Stored data:
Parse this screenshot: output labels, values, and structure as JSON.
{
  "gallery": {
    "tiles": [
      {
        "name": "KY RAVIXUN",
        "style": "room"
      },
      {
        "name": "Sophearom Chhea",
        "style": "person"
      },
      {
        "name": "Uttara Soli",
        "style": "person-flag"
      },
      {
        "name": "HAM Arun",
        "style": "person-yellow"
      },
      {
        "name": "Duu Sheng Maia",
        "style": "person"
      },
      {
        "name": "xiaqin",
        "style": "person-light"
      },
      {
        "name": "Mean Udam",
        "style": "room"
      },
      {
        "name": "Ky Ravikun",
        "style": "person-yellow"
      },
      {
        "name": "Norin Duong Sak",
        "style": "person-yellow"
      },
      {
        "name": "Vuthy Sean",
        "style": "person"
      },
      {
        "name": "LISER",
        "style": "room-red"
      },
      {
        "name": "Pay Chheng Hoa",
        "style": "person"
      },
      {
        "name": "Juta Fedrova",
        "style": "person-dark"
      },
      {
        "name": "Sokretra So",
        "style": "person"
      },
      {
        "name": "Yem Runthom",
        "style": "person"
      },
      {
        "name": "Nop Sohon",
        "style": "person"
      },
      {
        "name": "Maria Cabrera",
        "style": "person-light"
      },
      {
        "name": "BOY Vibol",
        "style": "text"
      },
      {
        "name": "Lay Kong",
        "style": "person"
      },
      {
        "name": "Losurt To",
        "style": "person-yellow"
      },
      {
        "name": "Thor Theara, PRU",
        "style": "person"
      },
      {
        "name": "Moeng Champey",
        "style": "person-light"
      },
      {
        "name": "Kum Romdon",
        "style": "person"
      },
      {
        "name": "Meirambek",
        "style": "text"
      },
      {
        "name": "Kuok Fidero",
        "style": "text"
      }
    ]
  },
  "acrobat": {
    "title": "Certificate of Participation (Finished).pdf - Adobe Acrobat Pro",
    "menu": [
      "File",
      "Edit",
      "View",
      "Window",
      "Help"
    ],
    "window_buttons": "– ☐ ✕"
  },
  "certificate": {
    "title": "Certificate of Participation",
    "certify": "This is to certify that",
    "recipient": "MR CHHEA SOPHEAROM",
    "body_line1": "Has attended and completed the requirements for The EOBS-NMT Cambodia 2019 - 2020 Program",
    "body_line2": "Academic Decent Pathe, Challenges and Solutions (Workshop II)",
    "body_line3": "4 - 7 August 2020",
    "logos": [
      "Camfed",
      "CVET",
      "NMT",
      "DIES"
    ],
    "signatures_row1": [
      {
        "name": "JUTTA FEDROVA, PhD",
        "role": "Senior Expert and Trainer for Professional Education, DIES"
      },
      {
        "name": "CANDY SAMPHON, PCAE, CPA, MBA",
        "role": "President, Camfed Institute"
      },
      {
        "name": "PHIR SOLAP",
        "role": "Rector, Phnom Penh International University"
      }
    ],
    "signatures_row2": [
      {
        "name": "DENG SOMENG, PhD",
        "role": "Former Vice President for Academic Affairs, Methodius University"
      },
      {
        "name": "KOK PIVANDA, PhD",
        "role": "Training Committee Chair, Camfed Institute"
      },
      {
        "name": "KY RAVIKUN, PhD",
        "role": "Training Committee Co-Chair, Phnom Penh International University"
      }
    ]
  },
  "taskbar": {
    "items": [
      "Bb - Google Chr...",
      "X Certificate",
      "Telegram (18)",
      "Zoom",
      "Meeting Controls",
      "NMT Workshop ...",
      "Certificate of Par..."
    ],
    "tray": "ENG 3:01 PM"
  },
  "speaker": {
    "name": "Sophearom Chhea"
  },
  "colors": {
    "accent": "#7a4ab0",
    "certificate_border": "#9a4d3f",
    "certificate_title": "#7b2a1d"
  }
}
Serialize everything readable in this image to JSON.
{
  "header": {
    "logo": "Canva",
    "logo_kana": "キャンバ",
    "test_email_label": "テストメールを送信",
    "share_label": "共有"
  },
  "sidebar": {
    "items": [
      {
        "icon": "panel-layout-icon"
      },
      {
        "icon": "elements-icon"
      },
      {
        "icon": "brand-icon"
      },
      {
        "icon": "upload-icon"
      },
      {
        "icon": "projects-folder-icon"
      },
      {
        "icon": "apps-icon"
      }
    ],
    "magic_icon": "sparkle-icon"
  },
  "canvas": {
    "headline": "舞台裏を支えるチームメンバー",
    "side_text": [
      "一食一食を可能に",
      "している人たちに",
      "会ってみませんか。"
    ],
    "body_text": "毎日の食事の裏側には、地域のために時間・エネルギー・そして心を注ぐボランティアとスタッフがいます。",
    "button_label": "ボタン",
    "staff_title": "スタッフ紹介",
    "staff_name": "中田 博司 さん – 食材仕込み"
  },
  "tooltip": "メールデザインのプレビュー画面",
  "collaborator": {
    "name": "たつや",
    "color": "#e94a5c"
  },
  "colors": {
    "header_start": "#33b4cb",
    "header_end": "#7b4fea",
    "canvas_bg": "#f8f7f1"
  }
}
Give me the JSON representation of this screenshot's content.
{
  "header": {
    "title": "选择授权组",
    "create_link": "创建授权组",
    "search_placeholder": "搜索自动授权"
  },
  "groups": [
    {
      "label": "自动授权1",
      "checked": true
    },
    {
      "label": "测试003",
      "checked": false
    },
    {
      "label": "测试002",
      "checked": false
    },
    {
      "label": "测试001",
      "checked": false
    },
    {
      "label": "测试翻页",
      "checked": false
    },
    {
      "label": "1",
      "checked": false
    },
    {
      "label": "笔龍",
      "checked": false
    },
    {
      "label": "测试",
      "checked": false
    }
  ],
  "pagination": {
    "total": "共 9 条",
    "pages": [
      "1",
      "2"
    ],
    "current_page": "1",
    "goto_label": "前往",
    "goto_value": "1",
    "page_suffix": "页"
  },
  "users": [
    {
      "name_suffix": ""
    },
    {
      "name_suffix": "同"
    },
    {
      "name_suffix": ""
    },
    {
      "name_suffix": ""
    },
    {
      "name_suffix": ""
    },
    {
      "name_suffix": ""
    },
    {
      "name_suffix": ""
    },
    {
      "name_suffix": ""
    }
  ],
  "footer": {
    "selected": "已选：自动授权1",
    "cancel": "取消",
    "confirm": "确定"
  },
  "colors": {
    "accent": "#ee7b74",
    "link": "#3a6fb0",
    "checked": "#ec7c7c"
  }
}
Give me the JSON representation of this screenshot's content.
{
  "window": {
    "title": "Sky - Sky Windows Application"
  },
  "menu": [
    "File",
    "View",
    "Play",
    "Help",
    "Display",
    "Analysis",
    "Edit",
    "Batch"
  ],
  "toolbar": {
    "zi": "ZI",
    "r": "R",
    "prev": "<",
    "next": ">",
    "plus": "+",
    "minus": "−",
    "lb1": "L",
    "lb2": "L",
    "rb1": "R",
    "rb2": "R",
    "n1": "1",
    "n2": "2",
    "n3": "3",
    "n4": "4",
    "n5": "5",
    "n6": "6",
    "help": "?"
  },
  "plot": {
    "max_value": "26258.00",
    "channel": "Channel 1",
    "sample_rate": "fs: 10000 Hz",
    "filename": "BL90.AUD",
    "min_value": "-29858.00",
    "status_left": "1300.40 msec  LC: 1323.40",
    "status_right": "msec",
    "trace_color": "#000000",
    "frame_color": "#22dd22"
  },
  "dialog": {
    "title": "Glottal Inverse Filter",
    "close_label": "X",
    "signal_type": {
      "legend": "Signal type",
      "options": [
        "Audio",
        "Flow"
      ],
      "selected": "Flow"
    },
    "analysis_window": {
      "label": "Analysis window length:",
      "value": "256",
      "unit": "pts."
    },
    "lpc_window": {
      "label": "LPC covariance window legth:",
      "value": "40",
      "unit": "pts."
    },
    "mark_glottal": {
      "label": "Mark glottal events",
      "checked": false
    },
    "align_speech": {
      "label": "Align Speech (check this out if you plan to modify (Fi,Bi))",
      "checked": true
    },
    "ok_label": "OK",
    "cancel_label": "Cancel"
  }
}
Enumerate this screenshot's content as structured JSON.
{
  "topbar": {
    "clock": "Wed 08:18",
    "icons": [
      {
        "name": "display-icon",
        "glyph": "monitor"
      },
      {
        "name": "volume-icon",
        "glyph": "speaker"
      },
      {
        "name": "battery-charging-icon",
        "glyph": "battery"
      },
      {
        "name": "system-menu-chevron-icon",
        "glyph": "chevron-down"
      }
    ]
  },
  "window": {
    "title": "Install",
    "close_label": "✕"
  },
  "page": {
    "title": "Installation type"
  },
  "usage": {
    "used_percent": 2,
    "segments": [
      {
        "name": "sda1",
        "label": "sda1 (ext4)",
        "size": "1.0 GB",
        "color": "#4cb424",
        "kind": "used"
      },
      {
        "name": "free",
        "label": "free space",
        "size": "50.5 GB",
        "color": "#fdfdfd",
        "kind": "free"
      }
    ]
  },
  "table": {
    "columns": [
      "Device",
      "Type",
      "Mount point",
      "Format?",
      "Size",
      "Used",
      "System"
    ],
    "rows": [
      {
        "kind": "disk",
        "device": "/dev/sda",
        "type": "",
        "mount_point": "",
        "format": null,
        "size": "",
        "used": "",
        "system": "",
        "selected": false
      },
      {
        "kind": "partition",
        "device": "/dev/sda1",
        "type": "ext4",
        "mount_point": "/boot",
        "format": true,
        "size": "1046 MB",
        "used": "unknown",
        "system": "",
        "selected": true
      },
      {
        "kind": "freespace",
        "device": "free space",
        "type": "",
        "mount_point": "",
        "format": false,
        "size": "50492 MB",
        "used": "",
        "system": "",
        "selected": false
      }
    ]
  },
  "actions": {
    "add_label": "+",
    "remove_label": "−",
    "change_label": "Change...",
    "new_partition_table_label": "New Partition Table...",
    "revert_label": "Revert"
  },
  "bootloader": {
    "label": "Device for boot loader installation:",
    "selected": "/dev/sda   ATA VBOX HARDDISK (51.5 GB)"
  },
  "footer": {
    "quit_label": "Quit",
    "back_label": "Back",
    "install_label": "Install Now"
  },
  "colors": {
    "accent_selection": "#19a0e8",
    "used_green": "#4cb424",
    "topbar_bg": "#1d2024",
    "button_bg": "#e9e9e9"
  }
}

**Set exercise:**
Find the string "msec" in the listing and return every line that holds it.

**The completed task:**
    "status_left": "1300.40 msec  LC: 1323.40",
    "status_right": "msec",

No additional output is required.